### WORK INSTRUCTIONS
Scan the material that follows. Copy every line containing the word "color".
[BEGIN DATA SHOWN]
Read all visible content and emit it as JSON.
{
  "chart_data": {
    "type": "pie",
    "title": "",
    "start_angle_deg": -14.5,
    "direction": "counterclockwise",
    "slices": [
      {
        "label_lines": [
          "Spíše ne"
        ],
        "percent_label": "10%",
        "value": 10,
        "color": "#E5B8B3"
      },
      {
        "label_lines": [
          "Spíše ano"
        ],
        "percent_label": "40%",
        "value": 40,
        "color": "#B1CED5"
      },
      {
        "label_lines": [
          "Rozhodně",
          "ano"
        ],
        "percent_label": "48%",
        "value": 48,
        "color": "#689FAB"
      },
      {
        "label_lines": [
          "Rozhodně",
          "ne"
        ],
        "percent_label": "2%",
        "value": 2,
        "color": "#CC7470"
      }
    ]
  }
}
[END DATA SHOWN]
[BEGIN DATA SHOWN]
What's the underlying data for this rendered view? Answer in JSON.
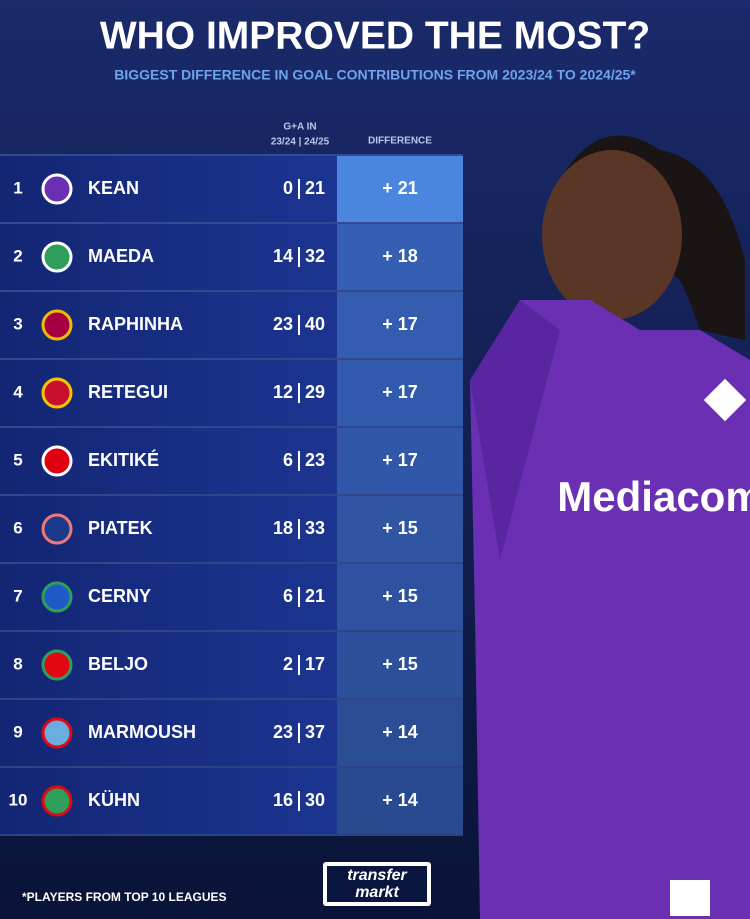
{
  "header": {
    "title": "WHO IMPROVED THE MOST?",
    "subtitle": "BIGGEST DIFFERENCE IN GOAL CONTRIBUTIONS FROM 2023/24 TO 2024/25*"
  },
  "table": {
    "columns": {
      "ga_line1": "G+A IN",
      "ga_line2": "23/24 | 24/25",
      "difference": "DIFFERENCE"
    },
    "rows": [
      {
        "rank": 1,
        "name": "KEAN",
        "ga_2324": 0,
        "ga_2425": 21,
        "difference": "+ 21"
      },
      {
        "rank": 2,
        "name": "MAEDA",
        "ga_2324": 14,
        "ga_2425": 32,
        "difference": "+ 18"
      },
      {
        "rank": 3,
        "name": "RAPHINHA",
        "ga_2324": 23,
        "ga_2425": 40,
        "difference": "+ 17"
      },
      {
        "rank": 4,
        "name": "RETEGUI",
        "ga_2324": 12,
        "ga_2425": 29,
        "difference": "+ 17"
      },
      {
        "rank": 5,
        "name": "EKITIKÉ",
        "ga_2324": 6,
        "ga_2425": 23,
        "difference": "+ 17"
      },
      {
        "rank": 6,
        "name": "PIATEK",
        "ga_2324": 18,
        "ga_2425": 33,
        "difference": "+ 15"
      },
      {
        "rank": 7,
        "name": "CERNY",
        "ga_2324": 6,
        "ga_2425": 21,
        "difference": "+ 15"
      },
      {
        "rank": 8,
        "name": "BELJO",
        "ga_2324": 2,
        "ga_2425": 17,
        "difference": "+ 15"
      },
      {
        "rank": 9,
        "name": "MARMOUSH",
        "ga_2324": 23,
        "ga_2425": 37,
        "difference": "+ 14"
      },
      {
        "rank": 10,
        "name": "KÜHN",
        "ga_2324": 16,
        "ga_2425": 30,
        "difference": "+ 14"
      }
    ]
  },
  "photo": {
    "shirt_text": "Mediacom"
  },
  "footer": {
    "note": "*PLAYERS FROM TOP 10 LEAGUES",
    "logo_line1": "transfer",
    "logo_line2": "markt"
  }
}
[END DATA SHOWN]
### COMPLETE RESPONSE
        "color": "#E5B8B3"
        "color": "#B1CED5"
        "color": "#689FAB"
        "color": "#CC7470"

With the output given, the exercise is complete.